Requirement:
Give exactly the lines from the one with "Enumerate this screenshot's" through the final line of the listing below, both included, leaving out any pictures.

Record set:
= = = =

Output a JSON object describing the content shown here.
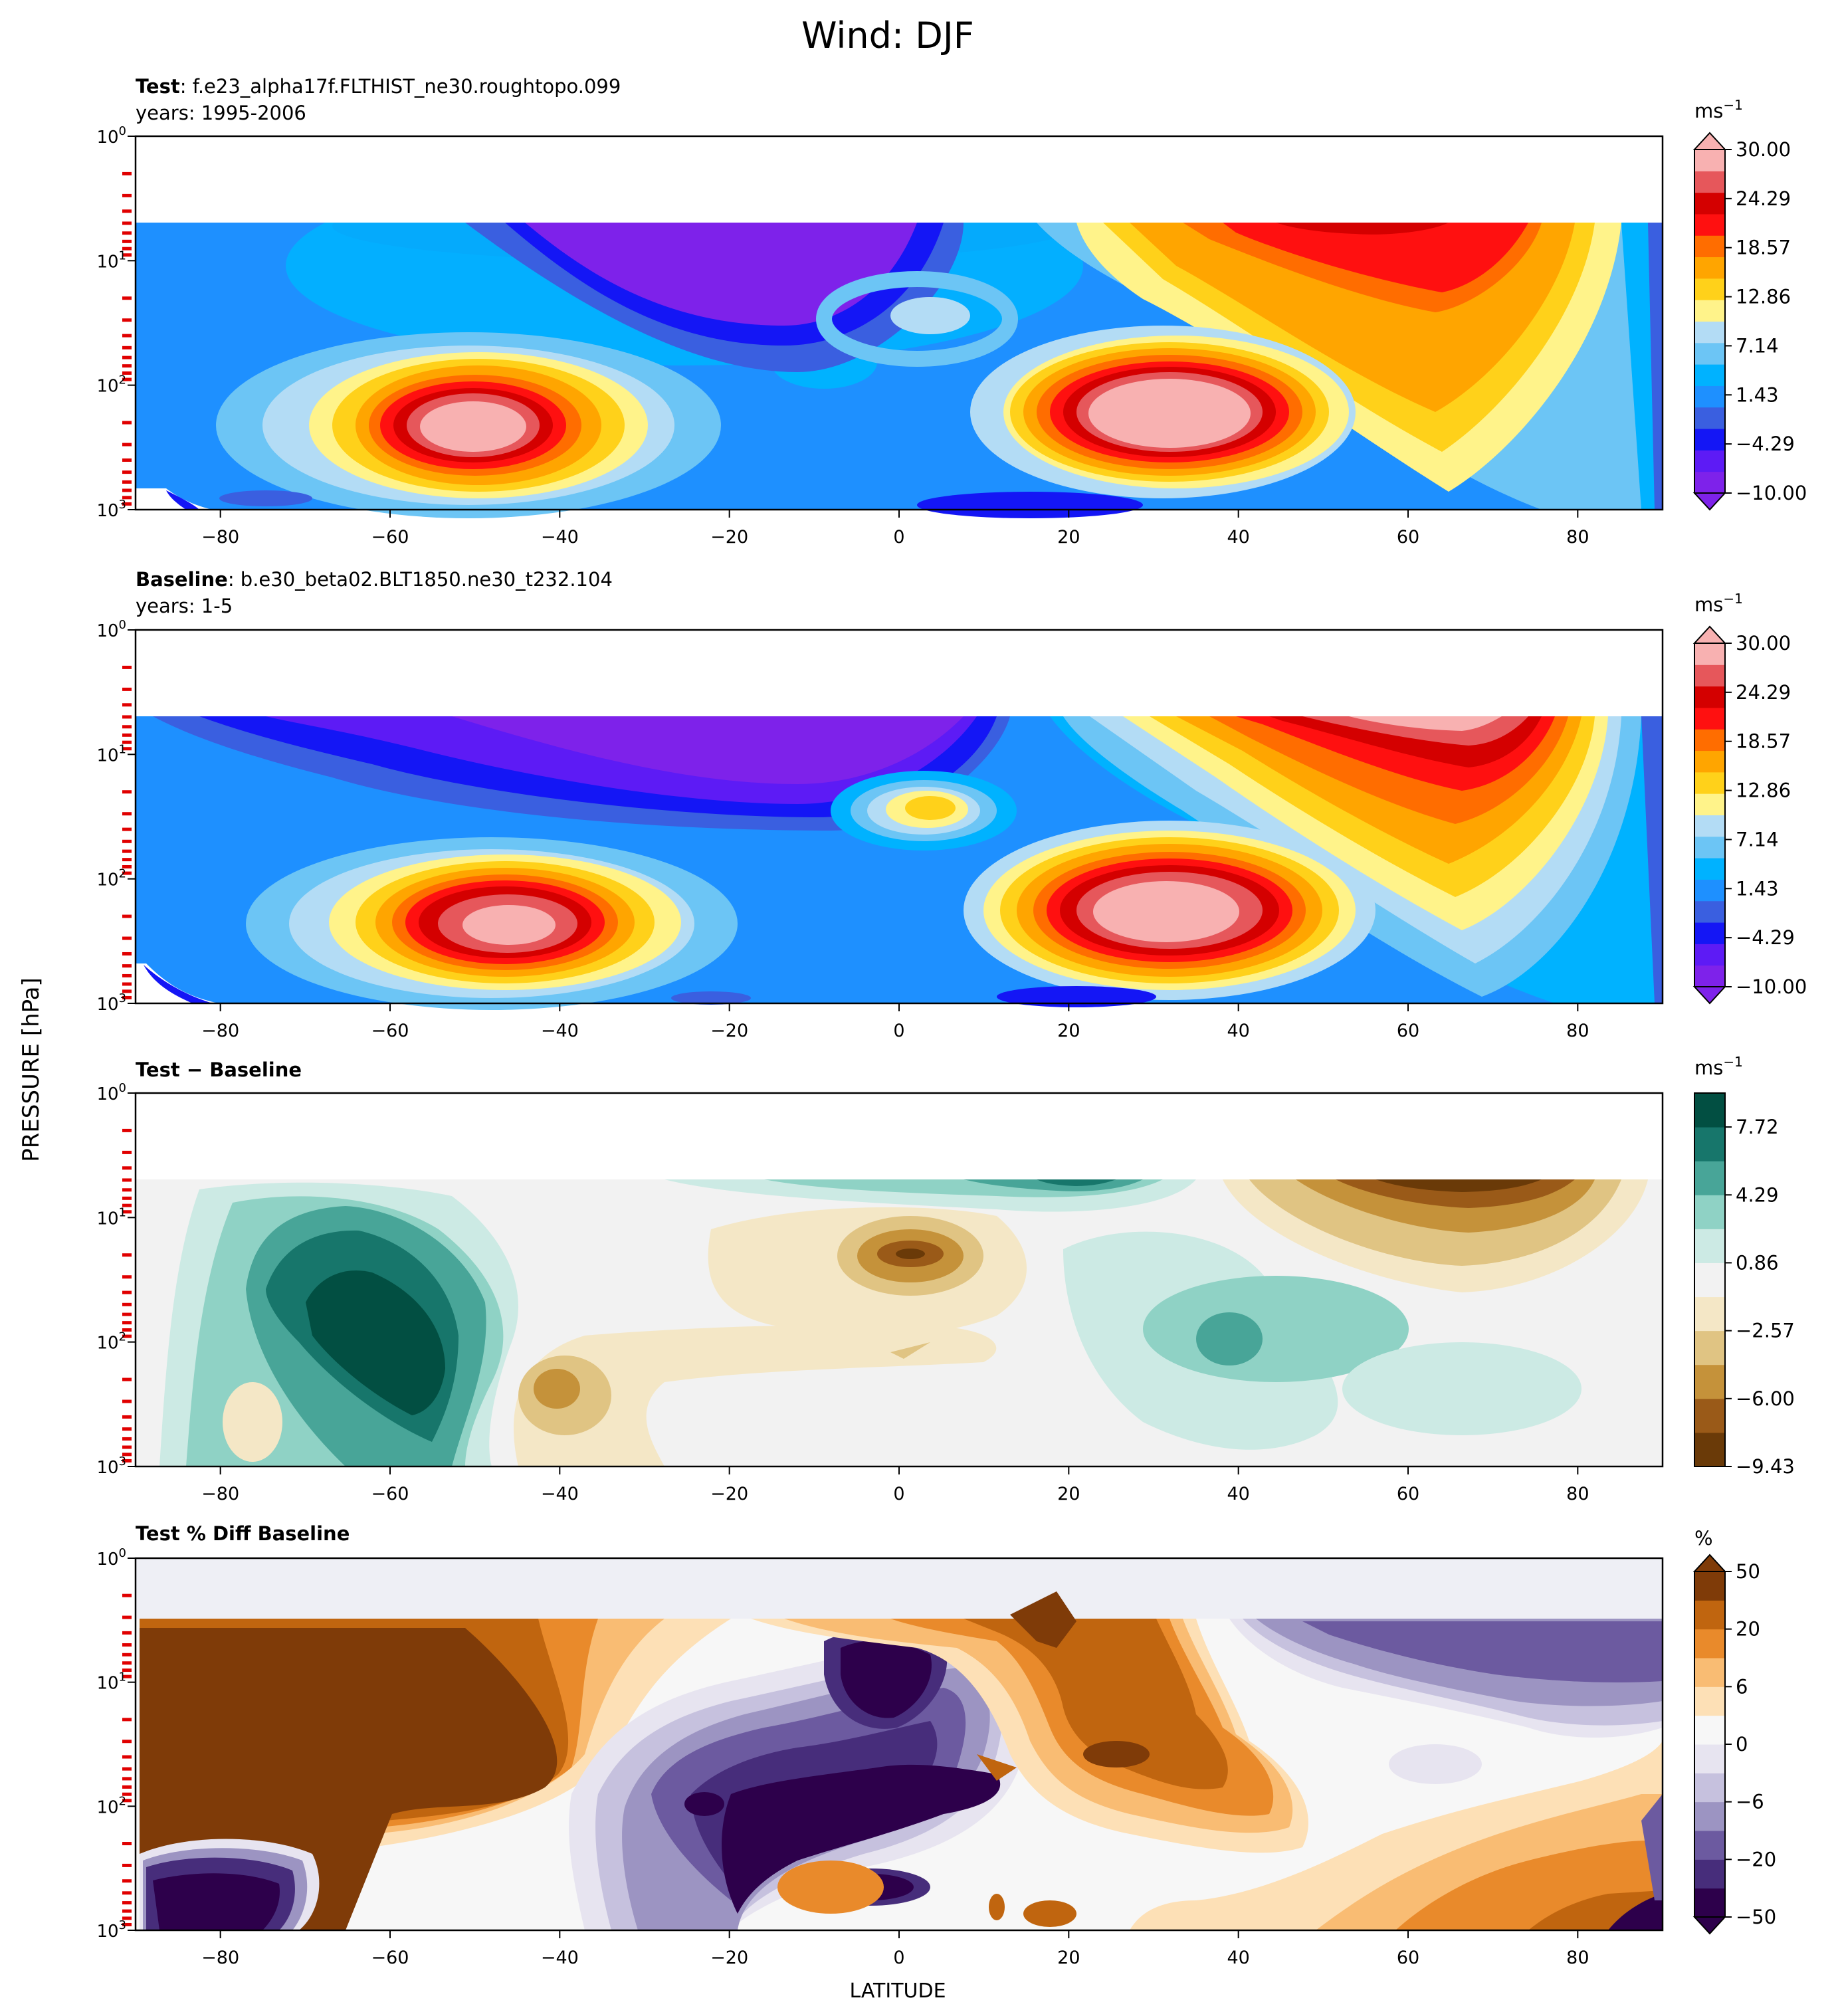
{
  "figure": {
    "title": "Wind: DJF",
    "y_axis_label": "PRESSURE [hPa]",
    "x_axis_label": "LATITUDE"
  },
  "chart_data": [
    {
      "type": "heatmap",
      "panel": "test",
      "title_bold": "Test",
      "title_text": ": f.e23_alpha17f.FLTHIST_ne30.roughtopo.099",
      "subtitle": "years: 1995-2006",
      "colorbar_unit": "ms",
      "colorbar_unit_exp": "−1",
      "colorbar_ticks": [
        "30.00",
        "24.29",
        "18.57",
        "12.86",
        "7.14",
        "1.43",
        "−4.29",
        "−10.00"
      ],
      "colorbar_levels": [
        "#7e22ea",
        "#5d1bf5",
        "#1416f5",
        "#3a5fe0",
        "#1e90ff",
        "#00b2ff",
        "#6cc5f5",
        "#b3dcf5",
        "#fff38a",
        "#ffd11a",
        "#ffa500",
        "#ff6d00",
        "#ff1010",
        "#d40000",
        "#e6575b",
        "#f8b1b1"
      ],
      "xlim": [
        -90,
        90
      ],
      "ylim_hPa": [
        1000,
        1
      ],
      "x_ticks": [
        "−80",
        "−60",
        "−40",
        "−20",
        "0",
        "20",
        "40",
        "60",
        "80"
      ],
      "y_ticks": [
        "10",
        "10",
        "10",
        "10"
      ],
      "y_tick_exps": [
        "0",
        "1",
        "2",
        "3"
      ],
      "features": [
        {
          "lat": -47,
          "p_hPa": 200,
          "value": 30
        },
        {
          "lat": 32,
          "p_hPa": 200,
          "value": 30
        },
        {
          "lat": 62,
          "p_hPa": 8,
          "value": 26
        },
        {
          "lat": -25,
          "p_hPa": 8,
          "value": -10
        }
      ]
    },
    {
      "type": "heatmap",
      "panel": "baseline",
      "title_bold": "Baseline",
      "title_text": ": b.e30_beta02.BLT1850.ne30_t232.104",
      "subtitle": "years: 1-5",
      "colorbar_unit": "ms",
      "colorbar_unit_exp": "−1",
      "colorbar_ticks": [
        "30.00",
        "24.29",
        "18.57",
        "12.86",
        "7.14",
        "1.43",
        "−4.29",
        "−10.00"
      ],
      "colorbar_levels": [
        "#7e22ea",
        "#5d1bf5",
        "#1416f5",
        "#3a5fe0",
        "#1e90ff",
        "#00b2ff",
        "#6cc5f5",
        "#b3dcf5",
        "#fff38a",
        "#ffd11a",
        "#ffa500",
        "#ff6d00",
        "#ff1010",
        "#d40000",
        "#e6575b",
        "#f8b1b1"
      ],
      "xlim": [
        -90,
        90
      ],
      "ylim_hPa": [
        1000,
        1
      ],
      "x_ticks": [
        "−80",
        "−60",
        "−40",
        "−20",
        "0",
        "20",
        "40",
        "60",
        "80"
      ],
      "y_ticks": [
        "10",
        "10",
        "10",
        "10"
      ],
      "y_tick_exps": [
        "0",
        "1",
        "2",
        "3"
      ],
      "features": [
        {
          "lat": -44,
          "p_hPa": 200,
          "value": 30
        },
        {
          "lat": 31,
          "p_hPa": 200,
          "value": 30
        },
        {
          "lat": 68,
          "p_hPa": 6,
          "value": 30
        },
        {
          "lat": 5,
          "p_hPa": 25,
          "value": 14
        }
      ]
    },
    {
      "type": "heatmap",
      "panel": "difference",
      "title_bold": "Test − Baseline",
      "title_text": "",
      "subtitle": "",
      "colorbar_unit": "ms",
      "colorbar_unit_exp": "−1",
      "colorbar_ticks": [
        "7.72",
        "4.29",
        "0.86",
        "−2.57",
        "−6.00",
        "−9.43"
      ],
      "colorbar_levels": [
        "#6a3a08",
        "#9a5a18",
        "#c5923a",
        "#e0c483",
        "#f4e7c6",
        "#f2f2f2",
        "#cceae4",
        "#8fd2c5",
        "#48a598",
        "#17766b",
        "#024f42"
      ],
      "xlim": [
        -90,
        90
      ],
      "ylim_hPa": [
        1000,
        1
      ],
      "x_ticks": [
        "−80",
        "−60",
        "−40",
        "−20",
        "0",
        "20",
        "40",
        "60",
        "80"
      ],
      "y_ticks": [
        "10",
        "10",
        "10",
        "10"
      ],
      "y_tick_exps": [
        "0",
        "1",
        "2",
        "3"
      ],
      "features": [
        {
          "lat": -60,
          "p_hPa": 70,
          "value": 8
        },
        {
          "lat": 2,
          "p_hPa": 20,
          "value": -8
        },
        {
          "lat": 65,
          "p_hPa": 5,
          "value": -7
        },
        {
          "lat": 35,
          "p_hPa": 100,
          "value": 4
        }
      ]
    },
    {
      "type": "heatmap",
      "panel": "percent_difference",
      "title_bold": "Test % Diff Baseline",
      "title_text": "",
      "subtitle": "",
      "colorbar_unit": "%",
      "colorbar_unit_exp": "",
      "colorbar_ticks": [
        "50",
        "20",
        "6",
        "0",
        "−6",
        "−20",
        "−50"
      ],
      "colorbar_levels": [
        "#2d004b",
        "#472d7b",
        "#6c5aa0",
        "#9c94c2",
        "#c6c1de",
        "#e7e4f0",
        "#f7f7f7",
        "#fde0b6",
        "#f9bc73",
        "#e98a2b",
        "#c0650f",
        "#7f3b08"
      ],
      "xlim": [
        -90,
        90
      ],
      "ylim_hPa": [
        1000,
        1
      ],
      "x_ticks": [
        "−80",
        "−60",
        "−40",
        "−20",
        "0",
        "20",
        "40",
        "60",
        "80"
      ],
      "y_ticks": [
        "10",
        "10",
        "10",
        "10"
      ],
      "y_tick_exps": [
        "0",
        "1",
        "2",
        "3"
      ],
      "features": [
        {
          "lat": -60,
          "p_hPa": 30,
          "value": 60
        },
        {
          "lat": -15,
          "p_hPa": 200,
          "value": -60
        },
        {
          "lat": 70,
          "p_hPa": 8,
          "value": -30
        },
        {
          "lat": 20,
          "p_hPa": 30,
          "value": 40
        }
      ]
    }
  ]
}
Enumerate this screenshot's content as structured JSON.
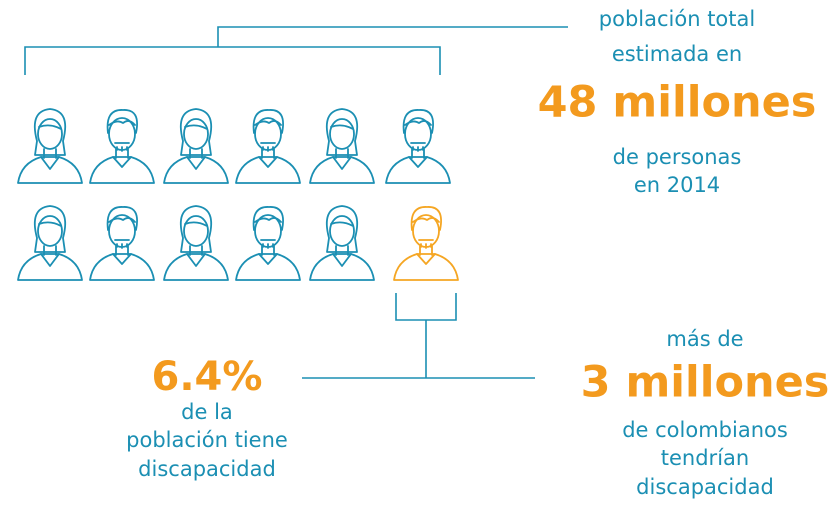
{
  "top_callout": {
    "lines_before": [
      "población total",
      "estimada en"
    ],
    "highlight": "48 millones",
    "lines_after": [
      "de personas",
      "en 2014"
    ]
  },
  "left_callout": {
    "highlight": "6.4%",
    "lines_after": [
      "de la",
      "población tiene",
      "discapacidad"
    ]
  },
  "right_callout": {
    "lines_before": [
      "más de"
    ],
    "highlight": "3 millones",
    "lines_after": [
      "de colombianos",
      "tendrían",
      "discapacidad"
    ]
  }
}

= = = =

Response to the exercise:
Enumerate this screenshot's content as structured JSON.
{
  "top_callout": {
    "lines_before": [
      "población total",
      "estimada en"
    ],
    "highlight": "48 millones",
    "lines_after": [
      "de personas",
      "en 2014"
    ]
  },
  "left_callout": {
    "highlight": "6.4%",
    "lines_after": [
      "de la",
      "población tiene",
      "discapacidad"
    ]
  },
  "right_callout": {
    "lines_before": [
      "más de"
    ],
    "highlight": "3 millones",
    "lines_after": [
      "de colombianos",
      "tendrían",
      "discapacidad"
    ]
  }
}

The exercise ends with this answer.